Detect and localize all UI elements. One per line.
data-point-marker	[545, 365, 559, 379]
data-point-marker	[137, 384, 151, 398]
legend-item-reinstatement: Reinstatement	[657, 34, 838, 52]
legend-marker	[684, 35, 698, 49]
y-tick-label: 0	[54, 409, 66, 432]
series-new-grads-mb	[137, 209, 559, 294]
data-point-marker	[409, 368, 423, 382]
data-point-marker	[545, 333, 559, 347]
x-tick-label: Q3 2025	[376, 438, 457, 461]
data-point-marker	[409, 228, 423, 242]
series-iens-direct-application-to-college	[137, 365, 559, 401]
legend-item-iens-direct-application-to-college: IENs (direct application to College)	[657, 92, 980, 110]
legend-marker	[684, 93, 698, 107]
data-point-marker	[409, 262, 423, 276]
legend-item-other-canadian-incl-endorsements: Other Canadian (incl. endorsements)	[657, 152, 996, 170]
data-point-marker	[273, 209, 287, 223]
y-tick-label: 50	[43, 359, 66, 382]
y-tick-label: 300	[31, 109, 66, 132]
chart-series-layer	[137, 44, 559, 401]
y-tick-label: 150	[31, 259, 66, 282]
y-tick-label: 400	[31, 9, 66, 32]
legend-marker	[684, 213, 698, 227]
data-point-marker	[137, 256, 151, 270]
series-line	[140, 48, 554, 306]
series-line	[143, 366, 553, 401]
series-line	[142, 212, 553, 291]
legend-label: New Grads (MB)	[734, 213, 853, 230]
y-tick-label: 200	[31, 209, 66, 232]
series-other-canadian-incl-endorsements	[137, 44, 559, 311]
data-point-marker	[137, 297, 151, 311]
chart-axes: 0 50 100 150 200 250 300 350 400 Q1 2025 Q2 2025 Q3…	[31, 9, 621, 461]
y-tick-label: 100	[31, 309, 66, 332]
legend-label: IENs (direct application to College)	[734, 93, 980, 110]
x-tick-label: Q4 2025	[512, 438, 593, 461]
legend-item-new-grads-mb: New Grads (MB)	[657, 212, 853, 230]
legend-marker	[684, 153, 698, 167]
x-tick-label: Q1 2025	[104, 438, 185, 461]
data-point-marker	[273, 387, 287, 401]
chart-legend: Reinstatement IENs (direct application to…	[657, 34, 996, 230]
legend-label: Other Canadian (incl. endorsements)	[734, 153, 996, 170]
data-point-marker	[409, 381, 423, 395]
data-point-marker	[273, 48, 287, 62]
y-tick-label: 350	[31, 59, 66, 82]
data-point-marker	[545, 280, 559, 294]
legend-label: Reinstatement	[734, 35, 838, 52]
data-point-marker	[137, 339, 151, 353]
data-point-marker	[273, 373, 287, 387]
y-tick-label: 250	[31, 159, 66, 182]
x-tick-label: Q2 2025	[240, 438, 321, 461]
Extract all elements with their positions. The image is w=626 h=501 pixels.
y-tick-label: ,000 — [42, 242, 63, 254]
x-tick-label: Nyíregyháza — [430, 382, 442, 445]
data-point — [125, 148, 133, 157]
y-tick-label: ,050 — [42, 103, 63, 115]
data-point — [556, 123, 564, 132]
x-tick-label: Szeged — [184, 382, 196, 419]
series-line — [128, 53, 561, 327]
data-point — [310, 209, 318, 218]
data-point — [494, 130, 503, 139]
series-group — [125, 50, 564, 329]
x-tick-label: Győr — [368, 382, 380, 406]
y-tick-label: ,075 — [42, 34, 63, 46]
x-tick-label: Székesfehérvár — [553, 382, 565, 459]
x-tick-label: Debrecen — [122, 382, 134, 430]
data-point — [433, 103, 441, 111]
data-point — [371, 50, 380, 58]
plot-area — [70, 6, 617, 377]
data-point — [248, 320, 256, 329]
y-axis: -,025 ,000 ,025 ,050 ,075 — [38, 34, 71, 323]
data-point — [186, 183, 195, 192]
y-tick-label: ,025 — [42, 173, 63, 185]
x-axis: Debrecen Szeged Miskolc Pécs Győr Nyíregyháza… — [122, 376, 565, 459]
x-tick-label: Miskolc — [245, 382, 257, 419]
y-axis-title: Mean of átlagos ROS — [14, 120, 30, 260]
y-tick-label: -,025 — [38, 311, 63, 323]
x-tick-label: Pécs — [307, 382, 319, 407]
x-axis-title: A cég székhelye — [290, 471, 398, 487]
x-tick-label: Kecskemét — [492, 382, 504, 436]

Exercise details> Find every line in the items above that contains the word "Reinstatement", and copy each one.

Problem solution>
legend-item-reinstatement: Reinstatement	[657, 34, 838, 52]
chart-legend: Reinstatement IENs (direct application to…	[657, 34, 996, 230]
legend-label: Reinstatement	[734, 35, 838, 52]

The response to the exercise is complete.